Problem description:
Starting at the line with "Output the text content of this document." in it, reproduce each line below through the last one, exactly, and include nothing else.

Exercise material:
○ ○ ○ ○ ○

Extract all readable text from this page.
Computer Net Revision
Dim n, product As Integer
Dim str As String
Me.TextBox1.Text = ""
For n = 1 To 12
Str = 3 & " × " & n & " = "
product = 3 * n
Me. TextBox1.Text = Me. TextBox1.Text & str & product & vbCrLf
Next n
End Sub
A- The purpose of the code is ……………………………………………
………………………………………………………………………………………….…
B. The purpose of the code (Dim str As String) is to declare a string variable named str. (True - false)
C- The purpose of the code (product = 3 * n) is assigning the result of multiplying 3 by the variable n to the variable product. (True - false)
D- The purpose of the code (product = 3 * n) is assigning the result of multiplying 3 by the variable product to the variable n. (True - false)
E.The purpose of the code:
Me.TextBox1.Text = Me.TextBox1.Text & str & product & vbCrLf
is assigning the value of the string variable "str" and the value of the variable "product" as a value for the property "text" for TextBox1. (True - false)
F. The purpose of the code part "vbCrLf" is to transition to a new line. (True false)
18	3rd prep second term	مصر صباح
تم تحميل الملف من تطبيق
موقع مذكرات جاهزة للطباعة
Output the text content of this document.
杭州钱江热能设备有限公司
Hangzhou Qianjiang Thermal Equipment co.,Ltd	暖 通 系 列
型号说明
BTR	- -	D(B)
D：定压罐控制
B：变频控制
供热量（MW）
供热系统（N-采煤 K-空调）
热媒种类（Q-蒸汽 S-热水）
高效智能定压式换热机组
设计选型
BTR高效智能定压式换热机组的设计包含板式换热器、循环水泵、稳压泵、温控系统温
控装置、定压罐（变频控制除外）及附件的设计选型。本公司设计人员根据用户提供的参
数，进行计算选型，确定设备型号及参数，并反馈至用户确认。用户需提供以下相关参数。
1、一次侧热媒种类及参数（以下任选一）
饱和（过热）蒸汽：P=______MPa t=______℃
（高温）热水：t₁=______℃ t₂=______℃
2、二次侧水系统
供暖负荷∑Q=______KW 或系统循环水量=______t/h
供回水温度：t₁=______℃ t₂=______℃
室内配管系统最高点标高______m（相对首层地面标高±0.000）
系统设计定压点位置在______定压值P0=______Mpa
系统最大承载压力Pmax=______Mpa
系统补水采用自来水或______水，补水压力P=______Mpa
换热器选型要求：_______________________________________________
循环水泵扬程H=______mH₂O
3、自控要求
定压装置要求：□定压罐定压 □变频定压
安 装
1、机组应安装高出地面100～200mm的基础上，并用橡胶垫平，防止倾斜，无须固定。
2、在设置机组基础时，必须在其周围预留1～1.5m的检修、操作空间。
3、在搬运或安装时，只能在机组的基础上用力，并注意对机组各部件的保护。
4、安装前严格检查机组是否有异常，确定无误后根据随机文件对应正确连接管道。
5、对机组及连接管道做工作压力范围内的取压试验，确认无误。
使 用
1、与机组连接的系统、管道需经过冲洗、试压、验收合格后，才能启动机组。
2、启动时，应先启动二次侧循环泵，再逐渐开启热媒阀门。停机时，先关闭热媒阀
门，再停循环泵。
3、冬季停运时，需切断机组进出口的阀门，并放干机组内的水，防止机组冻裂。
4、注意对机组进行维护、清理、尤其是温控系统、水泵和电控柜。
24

○ ○ ○ ○ ○

Reply:
Output the text content of this document.
杭州钱江热能设备有限公司
Hangzhou Qianjiang Thermal Equipment co.,Ltd	暖 通 系 列
型号说明
BTR	- -	D(B)
D：定压罐控制
B：变频控制
供热量（MW）
供热系统（N-采煤 K-空调）
热媒种类（Q-蒸汽 S-热水）
高效智能定压式换热机组
设计选型
BTR高效智能定压式换热机组的设计包含板式换热器、循环水泵、稳压泵、温控系统温
控装置、定压罐（变频控制除外）及附件的设计选型。本公司设计人员根据用户提供的参
数，进行计算选型，确定设备型号及参数，并反馈至用户确认。用户需提供以下相关参数。
1、一次侧热媒种类及参数（以下任选一）
饱和（过热）蒸汽：P=______MPa t=______℃
（高温）热水：t₁=______℃ t₂=______℃
2、二次侧水系统
供暖负荷∑Q=______KW 或系统循环水量=______t/h
供回水温度：t₁=______℃ t₂=______℃
室内配管系统最高点标高______m（相对首层地面标高±0.000）
系统设计定压点位置在______定压值P0=______Mpa
系统最大承载压力Pmax=______Mpa
系统补水采用自来水或______水，补水压力P=______Mpa
换热器选型要求：_______________________________________________
循环水泵扬程H=______mH₂O
3、自控要求
定压装置要求：□定压罐定压 □变频定压
安 装
1、机组应安装高出地面100～200mm的基础上，并用橡胶垫平，防止倾斜，无须固定。
2、在设置机组基础时，必须在其周围预留1～1.5m的检修、操作空间。
3、在搬运或安装时，只能在机组的基础上用力，并注意对机组各部件的保护。
4、安装前严格检查机组是否有异常，确定无误后根据随机文件对应正确连接管道。
5、对机组及连接管道做工作压力范围内的取压试验，确认无误。
使 用
1、与机组连接的系统、管道需经过冲洗、试压、验收合格后，才能启动机组。
2、启动时，应先启动二次侧循环泵，再逐渐开启热媒阀门。停机时，先关闭热媒阀
门，再停循环泵。
3、冬季停运时，需切断机组进出口的阀门，并放干机组内的水，防止机组冻裂。
4、注意对机组进行维护、清理、尤其是温控系统、水泵和电控柜。
24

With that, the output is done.